Data records:

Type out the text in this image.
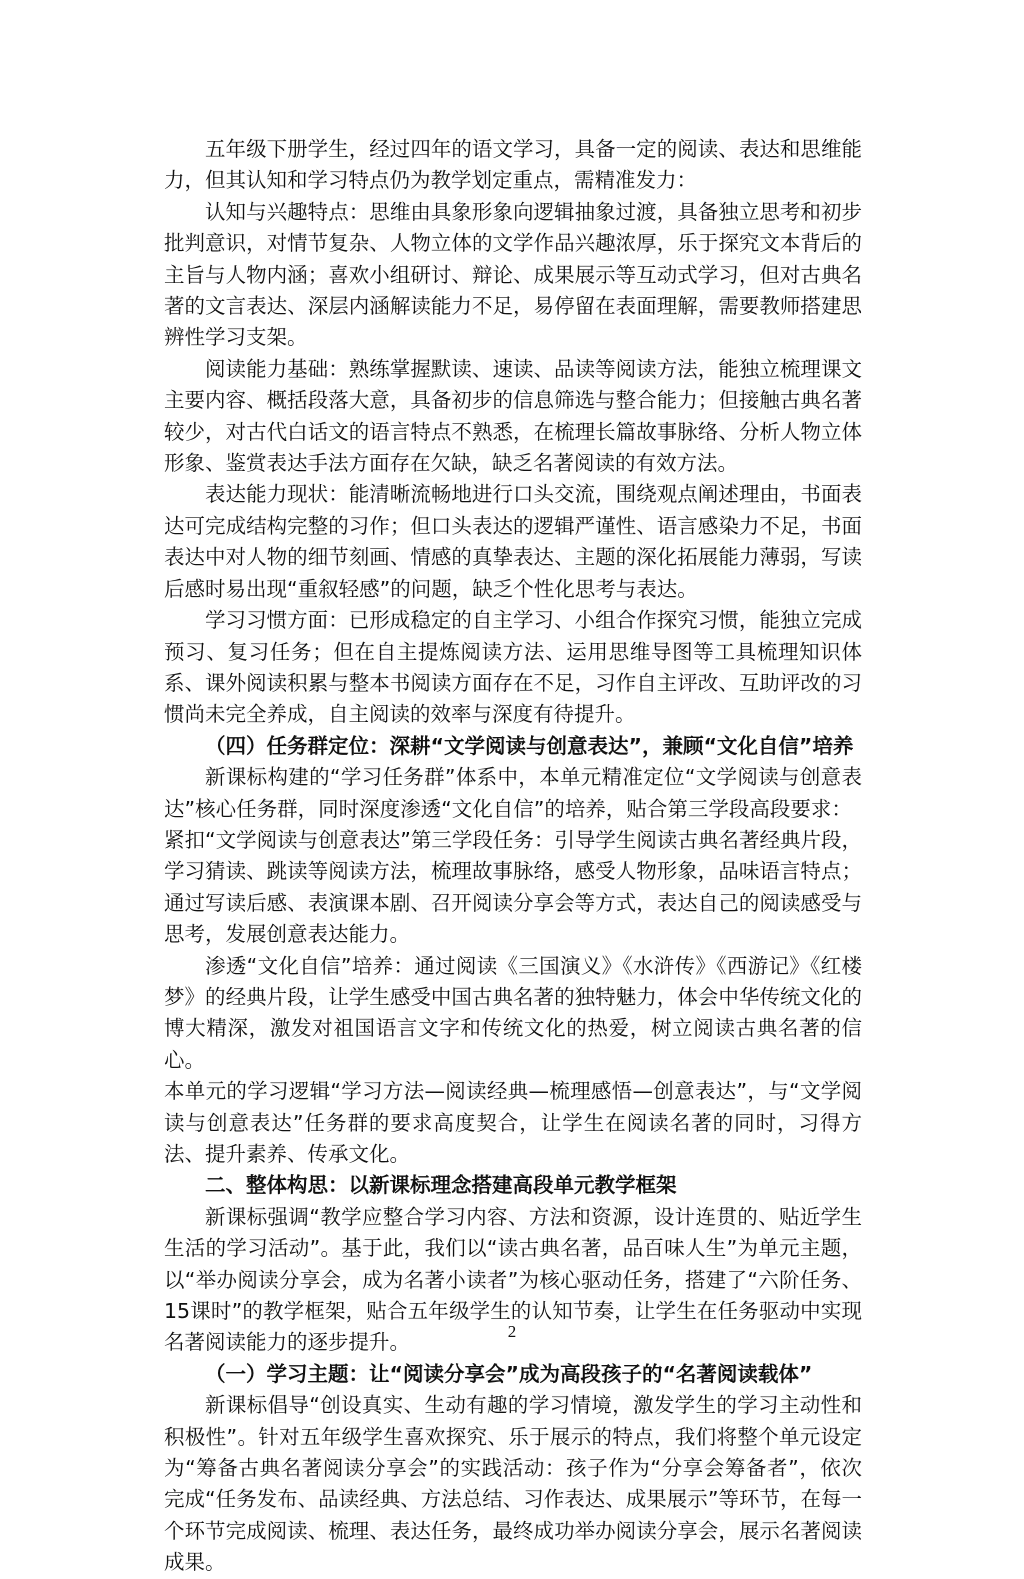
五年级下册学生，经过四年的语文学习，具备一定的阅读、表达和思维能力，但其认知和学习特点仍为教学划定重点，需精准发力：

认知与兴趣特点：思维由具象形象向逻辑抽象过渡，具备独立思考和初步批判意识，对情节复杂、人物立体的文学作品兴趣浓厚，乐于探究文本背后的主旨与人物内涵；喜欢小组研讨、辩论、成果展示等互动式学习，但对古典名著的文言表达、深层内涵解读能力不足，易停留在表面理解，需要教师搭建思辨性学习支架。

阅读能力基础：熟练掌握默读、速读、品读等阅读方法，能独立梳理课文主要内容、概括段落大意，具备初步的信息筛选与整合能力；但接触古典名著较少，对古代白话文的语言特点不熟悉，在梳理长篇故事脉络、分析人物立体形象、鉴赏表达手法方面存在欠缺，缺乏名著阅读的有效方法。

表达能力现状：能清晰流畅地进行口头交流，围绕观点阐述理由，书面表达可完成结构完整的习作；但口头表达的逻辑严谨性、语言感染力不足，书面表达中对人物的细节刻画、情感的真挚表达、主题的深化拓展能力薄弱，写读后感时易出现“重叙轻感”的问题，缺乏个性化思考与表达。

学习习惯方面：已形成稳定的自主学习、小组合作探究习惯，能独立完成预习、复习任务；但在自主提炼阅读方法、运用思维导图等工具梳理知识体系、课外阅读积累与整本书阅读方面存在不足，习作自主评改、互助评改的习惯尚未完全养成，自主阅读的效率与深度有待提升。

（四）任务群定位：深耕“文学阅读与创意表达”，兼顾“文化自信”培养

新课标构建的“学习任务群”体系中，本单元精准定位“文学阅读与创意表达”核心任务群，同时深度渗透“文化自信”的培养，贴合第三学段高段要求：

紧扣“文学阅读与创意表达”第三学段任务：引导学生阅读古典名著经典片段，学习猜读、跳读等阅读方法，梳理故事脉络，感受人物形象，品味语言特点；通过写读后感、表演课本剧、召开阅读分享会等方式，表达自己的阅读感受与思考，发展创意表达能力。

渗透“文化自信”培养：通过阅读《三国演义》《水浒传》《西游记》《红楼梦》的经典片段，让学生感受中国古典名著的独特魅力，体会中华传统文化的博大精深，激发对祖国语言文字和传统文化的热爱，树立阅读古典名著的信心。

本单元的学习逻辑“学习方法—阅读经典—梳理感悟—创意表达”，与“文学阅读与创意表达”任务群的要求高度契合，让学生在阅读名著的同时，习得方法、提升素养、传承文化。

二、整体构思：以新课标理念搭建高段单元教学框架

新课标强调“教学应整合学习内容、方法和资源，设计连贯的、贴近学生生活的学习活动”。基于此，我们以“读古典名著，品百味人生”为单元主题，以“举办阅读分享会，成为名著小读者”为核心驱动任务，搭建了“六阶任务、15课时”的教学框架，贴合五年级学生的认知节奏，让学生在任务驱动中实现名著阅读能力的逐步提升。

（一）学习主题：让“阅读分享会”成为高段孩子的“名著阅读载体”

新课标倡导“创设真实、生动有趣的学习情境，激发学生的学习主动性和积极性”。针对五年级学生喜欢探究、乐于展示的特点，我们将整个单元设定为“筹备古典名著阅读分享会”的实践活动：孩子作为“分享会筹备者”，依次完成“任务发布、品读经典、方法总结、习作表达、成果展示”等环节，在每一个环节完成阅读、梳理、表达任务，最终成功举办阅读分享会，展示名著阅读成果。

2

▶ _TASK_:
Ignore the images and quote every line of the listing exactly.

▶ _THE ANSWER_:
Type out the text in this image.
五年级下册学生，经过四年的语文学习，具备一定的阅读、表达和思维能力，但其认知和学习特点仍为教学划定重点，需精准发力：

认知与兴趣特点：思维由具象形象向逻辑抽象过渡，具备独立思考和初步批判意识，对情节复杂、人物立体的文学作品兴趣浓厚，乐于探究文本背后的主旨与人物内涵；喜欢小组研讨、辩论、成果展示等互动式学习，但对古典名著的文言表达、深层内涵解读能力不足，易停留在表面理解，需要教师搭建思辨性学习支架。

阅读能力基础：熟练掌握默读、速读、品读等阅读方法，能独立梳理课文主要内容、概括段落大意，具备初步的信息筛选与整合能力；但接触古典名著较少，对古代白话文的语言特点不熟悉，在梳理长篇故事脉络、分析人物立体形象、鉴赏表达手法方面存在欠缺，缺乏名著阅读的有效方法。

表达能力现状：能清晰流畅地进行口头交流，围绕观点阐述理由，书面表达可完成结构完整的习作；但口头表达的逻辑严谨性、语言感染力不足，书面表达中对人物的细节刻画、情感的真挚表达、主题的深化拓展能力薄弱，写读后感时易出现“重叙轻感”的问题，缺乏个性化思考与表达。

学习习惯方面：已形成稳定的自主学习、小组合作探究习惯，能独立完成预习、复习任务；但在自主提炼阅读方法、运用思维导图等工具梳理知识体系、课外阅读积累与整本书阅读方面存在不足，习作自主评改、互助评改的习惯尚未完全养成，自主阅读的效率与深度有待提升。

（四）任务群定位：深耕“文学阅读与创意表达”，兼顾“文化自信”培养

新课标构建的“学习任务群”体系中，本单元精准定位“文学阅读与创意表达”核心任务群，同时深度渗透“文化自信”的培养，贴合第三学段高段要求：

紧扣“文学阅读与创意表达”第三学段任务：引导学生阅读古典名著经典片段，学习猜读、跳读等阅读方法，梳理故事脉络，感受人物形象，品味语言特点；通过写读后感、表演课本剧、召开阅读分享会等方式，表达自己的阅读感受与思考，发展创意表达能力。

渗透“文化自信”培养：通过阅读《三国演义》《水浒传》《西游记》《红楼梦》的经典片段，让学生感受中国古典名著的独特魅力，体会中华传统文化的博大精深，激发对祖国语言文字和传统文化的热爱，树立阅读古典名著的信心。

本单元的学习逻辑“学习方法—阅读经典—梳理感悟—创意表达”，与“文学阅读与创意表达”任务群的要求高度契合，让学生在阅读名著的同时，习得方法、提升素养、传承文化。

二、整体构思：以新课标理念搭建高段单元教学框架

新课标强调“教学应整合学习内容、方法和资源，设计连贯的、贴近学生生活的学习活动”。基于此，我们以“读古典名著，品百味人生”为单元主题，以“举办阅读分享会，成为名著小读者”为核心驱动任务，搭建了“六阶任务、15课时”的教学框架，贴合五年级学生的认知节奏，让学生在任务驱动中实现名著阅读能力的逐步提升。

（一）学习主题：让“阅读分享会”成为高段孩子的“名著阅读载体”

新课标倡导“创设真实、生动有趣的学习情境，激发学生的学习主动性和积极性”。针对五年级学生喜欢探究、乐于展示的特点，我们将整个单元设定为“筹备古典名著阅读分享会”的实践活动：孩子作为“分享会筹备者”，依次完成“任务发布、品读经典、方法总结、习作表达、成果展示”等环节，在每一个环节完成阅读、梳理、表达任务，最终成功举办阅读分享会，展示名著阅读成果。

2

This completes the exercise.